Data for this exercise:
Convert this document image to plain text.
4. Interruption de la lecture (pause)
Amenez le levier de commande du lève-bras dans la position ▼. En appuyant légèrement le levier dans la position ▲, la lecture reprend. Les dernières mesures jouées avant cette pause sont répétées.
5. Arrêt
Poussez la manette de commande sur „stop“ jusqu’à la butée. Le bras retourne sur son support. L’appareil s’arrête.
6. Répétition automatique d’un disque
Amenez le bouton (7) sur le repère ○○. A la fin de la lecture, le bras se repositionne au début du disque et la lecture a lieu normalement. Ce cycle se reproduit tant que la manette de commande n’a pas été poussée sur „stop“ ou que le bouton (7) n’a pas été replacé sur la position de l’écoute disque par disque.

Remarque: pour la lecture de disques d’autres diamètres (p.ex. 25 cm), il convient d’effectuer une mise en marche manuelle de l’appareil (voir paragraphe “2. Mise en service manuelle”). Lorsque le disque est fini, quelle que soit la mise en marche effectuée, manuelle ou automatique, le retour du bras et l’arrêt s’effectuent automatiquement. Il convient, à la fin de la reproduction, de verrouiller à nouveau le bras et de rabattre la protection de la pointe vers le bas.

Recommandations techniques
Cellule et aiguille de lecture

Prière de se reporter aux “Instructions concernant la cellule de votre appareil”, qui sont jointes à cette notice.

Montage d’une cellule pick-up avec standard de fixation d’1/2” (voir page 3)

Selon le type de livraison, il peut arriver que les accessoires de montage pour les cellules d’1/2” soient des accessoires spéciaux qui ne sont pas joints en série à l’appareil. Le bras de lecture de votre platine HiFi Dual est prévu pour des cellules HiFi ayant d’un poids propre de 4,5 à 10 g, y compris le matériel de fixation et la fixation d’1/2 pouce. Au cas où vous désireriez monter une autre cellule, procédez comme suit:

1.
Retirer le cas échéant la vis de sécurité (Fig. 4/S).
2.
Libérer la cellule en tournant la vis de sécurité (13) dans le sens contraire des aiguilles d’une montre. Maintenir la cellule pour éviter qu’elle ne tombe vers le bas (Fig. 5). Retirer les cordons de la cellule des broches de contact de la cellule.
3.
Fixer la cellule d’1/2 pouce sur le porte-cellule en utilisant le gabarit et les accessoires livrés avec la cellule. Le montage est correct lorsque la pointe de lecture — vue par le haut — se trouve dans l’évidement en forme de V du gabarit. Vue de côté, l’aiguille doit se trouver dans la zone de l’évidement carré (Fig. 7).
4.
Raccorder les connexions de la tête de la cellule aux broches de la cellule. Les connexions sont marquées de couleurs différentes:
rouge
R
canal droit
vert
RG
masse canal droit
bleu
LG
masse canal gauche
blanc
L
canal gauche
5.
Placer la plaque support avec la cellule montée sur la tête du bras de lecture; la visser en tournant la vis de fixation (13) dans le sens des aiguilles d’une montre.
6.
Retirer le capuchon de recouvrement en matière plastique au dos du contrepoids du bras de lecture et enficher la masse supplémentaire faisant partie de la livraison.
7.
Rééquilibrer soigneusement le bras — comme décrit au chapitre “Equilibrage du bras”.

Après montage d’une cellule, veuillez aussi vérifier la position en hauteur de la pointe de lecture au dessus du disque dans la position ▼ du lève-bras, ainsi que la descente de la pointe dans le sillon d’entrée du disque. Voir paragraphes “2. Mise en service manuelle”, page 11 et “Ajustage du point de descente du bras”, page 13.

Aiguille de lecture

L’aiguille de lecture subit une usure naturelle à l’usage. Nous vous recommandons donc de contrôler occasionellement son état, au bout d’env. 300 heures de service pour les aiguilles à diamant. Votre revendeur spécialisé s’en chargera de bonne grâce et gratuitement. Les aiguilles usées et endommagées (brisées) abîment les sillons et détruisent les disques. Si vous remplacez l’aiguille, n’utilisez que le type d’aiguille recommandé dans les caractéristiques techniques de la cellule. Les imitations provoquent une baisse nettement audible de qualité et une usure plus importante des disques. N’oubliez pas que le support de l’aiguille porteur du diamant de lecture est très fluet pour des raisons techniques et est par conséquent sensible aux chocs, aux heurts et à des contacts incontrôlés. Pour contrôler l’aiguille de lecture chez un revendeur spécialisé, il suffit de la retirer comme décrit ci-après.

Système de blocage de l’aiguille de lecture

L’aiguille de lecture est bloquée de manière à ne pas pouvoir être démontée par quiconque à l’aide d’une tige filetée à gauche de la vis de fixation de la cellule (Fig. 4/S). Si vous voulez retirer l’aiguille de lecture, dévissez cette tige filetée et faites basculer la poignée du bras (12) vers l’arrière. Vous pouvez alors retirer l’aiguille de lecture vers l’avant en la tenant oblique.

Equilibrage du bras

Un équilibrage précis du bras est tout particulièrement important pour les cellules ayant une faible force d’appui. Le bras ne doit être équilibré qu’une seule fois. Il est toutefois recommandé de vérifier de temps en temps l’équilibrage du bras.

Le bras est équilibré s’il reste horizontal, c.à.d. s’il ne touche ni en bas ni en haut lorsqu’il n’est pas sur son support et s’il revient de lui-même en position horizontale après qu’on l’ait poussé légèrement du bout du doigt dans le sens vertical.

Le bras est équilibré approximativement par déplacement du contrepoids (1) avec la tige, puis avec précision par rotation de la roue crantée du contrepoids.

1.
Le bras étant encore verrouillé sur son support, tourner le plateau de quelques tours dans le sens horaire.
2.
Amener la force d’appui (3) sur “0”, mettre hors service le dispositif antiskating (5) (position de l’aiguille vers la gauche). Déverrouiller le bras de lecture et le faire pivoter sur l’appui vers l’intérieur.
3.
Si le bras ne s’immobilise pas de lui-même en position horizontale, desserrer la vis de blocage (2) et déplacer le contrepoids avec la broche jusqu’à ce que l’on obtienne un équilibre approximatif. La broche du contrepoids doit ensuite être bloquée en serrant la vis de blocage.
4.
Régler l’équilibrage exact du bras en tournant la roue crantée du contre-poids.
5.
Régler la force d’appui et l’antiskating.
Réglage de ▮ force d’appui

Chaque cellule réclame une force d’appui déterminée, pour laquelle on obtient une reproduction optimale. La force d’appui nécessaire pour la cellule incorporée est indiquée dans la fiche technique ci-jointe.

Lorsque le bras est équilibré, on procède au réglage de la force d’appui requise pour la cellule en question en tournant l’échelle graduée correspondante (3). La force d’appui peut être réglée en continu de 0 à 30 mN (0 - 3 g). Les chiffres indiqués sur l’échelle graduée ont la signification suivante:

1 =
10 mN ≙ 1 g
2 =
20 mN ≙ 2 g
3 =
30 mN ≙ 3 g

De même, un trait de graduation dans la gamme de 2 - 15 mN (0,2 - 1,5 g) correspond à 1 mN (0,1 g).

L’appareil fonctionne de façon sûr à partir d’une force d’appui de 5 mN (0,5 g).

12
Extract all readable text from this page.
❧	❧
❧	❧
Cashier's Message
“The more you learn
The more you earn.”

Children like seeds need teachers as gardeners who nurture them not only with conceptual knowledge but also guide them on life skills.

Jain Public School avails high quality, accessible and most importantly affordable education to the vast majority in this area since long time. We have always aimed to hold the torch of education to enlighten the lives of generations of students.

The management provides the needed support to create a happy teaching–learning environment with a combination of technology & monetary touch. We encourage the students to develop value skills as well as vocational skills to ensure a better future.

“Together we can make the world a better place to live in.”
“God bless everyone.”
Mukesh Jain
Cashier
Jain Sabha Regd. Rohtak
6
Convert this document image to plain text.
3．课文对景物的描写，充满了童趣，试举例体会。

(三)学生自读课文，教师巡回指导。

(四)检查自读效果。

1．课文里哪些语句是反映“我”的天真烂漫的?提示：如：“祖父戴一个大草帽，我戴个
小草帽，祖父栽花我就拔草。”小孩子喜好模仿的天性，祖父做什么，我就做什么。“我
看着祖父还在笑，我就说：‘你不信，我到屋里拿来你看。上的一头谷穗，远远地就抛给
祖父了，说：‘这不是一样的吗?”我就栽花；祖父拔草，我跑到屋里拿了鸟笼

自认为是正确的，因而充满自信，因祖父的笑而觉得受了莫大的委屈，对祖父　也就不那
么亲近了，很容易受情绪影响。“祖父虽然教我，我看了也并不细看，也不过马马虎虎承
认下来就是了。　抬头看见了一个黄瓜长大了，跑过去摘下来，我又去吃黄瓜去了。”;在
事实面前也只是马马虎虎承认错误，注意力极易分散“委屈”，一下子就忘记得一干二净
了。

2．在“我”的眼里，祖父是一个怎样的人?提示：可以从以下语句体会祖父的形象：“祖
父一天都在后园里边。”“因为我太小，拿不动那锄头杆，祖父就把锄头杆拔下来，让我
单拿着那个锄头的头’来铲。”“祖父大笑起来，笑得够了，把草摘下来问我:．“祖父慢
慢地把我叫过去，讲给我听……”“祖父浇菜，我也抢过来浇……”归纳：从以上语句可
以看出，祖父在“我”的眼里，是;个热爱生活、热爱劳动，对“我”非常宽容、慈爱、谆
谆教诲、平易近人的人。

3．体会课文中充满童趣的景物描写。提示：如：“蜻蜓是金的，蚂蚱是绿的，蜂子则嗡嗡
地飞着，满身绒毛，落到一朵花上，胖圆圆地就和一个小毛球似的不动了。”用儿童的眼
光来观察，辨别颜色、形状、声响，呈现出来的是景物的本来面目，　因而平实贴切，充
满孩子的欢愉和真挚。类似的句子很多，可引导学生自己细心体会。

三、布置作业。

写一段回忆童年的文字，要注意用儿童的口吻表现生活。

Task requirements: Take the line with "Extract all readable text from this page." and all lines after it to the last line, and reproduce them exactly.

Solved exercise:
Extract all readable text from this page.
❧	❧
❧	❧
Cashier's Message
“The more you learn
The more you earn.”

Children like seeds need teachers as gardeners who nurture them not only with conceptual knowledge but also guide them on life skills.

Jain Public School avails high quality, accessible and most importantly affordable education to the vast majority in this area since long time. We have always aimed to hold the torch of education to enlighten the lives of generations of students.

The management provides the needed support to create a happy teaching–learning environment with a combination of technology & monetary touch. We encourage the students to develop value skills as well as vocational skills to ensure a better future.

“Together we can make the world a better place to live in.”
“God bless everyone.”
Mukesh Jain
Cashier
Jain Sabha Regd. Rohtak
6
Convert this document image to plain text.
3．课文对景物的描写，充满了童趣，试举例体会。

(三)学生自读课文，教师巡回指导。

(四)检查自读效果。

1．课文里哪些语句是反映“我”的天真烂漫的?提示：如：“祖父戴一个大草帽，我戴个
小草帽，祖父栽花我就拔草。”小孩子喜好模仿的天性，祖父做什么，我就做什么。“我
看着祖父还在笑，我就说：‘你不信，我到屋里拿来你看。上的一头谷穗，远远地就抛给
祖父了，说：‘这不是一样的吗?”我就栽花；祖父拔草，我跑到屋里拿了鸟笼

自认为是正确的，因而充满自信，因祖父的笑而觉得受了莫大的委屈，对祖父　也就不那
么亲近了，很容易受情绪影响。“祖父虽然教我，我看了也并不细看，也不过马马虎虎承
认下来就是了。　抬头看见了一个黄瓜长大了，跑过去摘下来，我又去吃黄瓜去了。”;在
事实面前也只是马马虎虎承认错误，注意力极易分散“委屈”，一下子就忘记得一干二净
了。

2．在“我”的眼里，祖父是一个怎样的人?提示：可以从以下语句体会祖父的形象：“祖
父一天都在后园里边。”“因为我太小，拿不动那锄头杆，祖父就把锄头杆拔下来，让我
单拿着那个锄头的头’来铲。”“祖父大笑起来，笑得够了，把草摘下来问我:．“祖父慢
慢地把我叫过去，讲给我听……”“祖父浇菜，我也抢过来浇……”归纳：从以上语句可
以看出，祖父在“我”的眼里，是;个热爱生活、热爱劳动，对“我”非常宽容、慈爱、谆
谆教诲、平易近人的人。

3．体会课文中充满童趣的景物描写。提示：如：“蜻蜓是金的，蚂蚱是绿的，蜂子则嗡嗡
地飞着，满身绒毛，落到一朵花上，胖圆圆地就和一个小毛球似的不动了。”用儿童的眼
光来观察，辨别颜色、形状、声响，呈现出来的是景物的本来面目，　因而平实贴切，充
满孩子的欢愉和真挚。类似的句子很多，可引导学生自己细心体会。

三、布置作业。

写一段回忆童年的文字，要注意用儿童的口吻表现生活。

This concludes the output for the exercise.